◆ Instruction: Restate each entry word for word, leaving nothing out.

**** Entries supplied

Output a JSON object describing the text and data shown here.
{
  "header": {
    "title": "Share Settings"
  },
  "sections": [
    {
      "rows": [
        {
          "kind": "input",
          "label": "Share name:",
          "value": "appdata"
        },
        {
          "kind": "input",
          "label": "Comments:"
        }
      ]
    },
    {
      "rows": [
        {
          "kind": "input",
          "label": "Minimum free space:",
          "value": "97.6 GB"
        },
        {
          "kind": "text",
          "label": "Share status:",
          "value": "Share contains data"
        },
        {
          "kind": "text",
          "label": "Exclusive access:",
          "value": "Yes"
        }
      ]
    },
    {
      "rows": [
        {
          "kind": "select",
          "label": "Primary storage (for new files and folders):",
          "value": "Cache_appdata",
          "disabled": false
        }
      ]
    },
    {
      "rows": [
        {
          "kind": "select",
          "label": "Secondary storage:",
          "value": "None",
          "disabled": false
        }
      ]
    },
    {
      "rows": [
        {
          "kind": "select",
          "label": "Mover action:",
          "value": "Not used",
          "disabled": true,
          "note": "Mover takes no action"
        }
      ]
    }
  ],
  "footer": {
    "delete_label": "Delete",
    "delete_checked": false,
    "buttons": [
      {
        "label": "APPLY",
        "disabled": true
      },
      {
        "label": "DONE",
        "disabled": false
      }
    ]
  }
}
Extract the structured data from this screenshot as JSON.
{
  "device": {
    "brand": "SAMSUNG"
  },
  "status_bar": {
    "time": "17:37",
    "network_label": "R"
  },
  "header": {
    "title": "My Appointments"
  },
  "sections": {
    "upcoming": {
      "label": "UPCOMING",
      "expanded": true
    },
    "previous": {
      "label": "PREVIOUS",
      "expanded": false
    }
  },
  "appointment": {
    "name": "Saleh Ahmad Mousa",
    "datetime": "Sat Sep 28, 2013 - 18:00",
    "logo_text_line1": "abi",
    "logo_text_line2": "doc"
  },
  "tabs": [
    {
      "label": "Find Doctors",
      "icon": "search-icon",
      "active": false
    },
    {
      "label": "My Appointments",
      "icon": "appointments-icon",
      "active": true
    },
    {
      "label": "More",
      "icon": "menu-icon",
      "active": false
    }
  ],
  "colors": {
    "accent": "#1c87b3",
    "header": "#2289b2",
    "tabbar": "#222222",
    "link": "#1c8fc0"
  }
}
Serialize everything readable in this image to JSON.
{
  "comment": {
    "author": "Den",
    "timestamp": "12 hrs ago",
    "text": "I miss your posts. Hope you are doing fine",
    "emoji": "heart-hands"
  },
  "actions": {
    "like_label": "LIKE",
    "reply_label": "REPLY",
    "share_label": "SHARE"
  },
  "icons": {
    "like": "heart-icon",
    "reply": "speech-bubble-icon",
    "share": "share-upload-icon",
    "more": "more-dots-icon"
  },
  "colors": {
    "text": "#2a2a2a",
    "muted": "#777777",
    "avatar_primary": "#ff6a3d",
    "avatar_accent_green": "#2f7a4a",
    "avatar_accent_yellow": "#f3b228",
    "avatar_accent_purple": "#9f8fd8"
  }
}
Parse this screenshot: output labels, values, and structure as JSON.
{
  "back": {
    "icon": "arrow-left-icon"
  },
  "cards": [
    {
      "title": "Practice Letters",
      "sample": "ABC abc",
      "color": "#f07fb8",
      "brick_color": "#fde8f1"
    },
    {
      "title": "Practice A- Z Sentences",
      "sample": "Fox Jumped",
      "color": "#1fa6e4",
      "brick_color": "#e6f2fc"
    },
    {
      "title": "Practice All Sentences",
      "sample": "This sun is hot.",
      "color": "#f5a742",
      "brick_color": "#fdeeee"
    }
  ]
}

********

◆ Result of the task:
Output a JSON object describing the text and data shown here.
{
  "header": {
    "title": "Share Settings"
  },
  "sections": [
    {
      "rows": [
        {
          "kind": "input",
          "label": "Share name:",
          "value": "appdata"
        },
        {
          "kind": "input",
          "label": "Comments:"
        }
      ]
    },
    {
      "rows": [
        {
          "kind": "input",
          "label": "Minimum free space:",
          "value": "97.6 GB"
        },
        {
          "kind": "text",
          "label": "Share status:",
          "value": "Share contains data"
        },
        {
          "kind": "text",
          "label": "Exclusive access:",
          "value": "Yes"
        }
      ]
    },
    {
      "rows": [
        {
          "kind": "select",
          "label": "Primary storage (for new files and folders):",
          "value": "Cache_appdata",
          "disabled": false
        }
      ]
    },
    {
      "rows": [
        {
          "kind": "select",
          "label": "Secondary storage:",
          "value": "None",
          "disabled": false
        }
      ]
    },
    {
      "rows": [
        {
          "kind": "select",
          "label": "Mover action:",
          "value": "Not used",
          "disabled": true,
          "note": "Mover takes no action"
        }
      ]
    }
  ],
  "footer": {
    "delete_label": "Delete",
    "delete_checked": false,
    "buttons": [
      {
        "label": "APPLY",
        "disabled": true
      },
      {
        "label": "DONE",
        "disabled": false
      }
    ]
  }
}
Extract the structured data from this screenshot as JSON.
{
  "device": {
    "brand": "SAMSUNG"
  },
  "status_bar": {
    "time": "17:37",
    "network_label": "R"
  },
  "header": {
    "title": "My Appointments"
  },
  "sections": {
    "upcoming": {
      "label": "UPCOMING",
      "expanded": true
    },
    "previous": {
      "label": "PREVIOUS",
      "expanded": false
    }
  },
  "appointment": {
    "name": "Saleh Ahmad Mousa",
    "datetime": "Sat Sep 28, 2013 - 18:00",
    "logo_text_line1": "abi",
    "logo_text_line2": "doc"
  },
  "tabs": [
    {
      "label": "Find Doctors",
      "icon": "search-icon",
      "active": false
    },
    {
      "label": "My Appointments",
      "icon": "appointments-icon",
      "active": true
    },
    {
      "label": "More",
      "icon": "menu-icon",
      "active": false
    }
  ],
  "colors": {
    "accent": "#1c87b3",
    "header": "#2289b2",
    "tabbar": "#222222",
    "link": "#1c8fc0"
  }
}
Serialize everything readable in this image to JSON.
{
  "comment": {
    "author": "Den",
    "timestamp": "12 hrs ago",
    "text": "I miss your posts. Hope you are doing fine",
    "emoji": "heart-hands"
  },
  "actions": {
    "like_label": "LIKE",
    "reply_label": "REPLY",
    "share_label": "SHARE"
  },
  "icons": {
    "like": "heart-icon",
    "reply": "speech-bubble-icon",
    "share": "share-upload-icon",
    "more": "more-dots-icon"
  },
  "colors": {
    "text": "#2a2a2a",
    "muted": "#777777",
    "avatar_primary": "#ff6a3d",
    "avatar_accent_green": "#2f7a4a",
    "avatar_accent_yellow": "#f3b228",
    "avatar_accent_purple": "#9f8fd8"
  }
}
Parse this screenshot: output labels, values, and structure as JSON.
{
  "back": {
    "icon": "arrow-left-icon"
  },
  "cards": [
    {
      "title": "Practice Letters",
      "sample": "ABC abc",
      "color": "#f07fb8",
      "brick_color": "#fde8f1"
    },
    {
      "title": "Practice A- Z Sentences",
      "sample": "Fox Jumped",
      "color": "#1fa6e4",
      "brick_color": "#e6f2fc"
    },
    {
      "title": "Practice All Sentences",
      "sample": "This sun is hot.",
      "color": "#f5a742",
      "brick_color": "#fdeeee"
    }
  ]
}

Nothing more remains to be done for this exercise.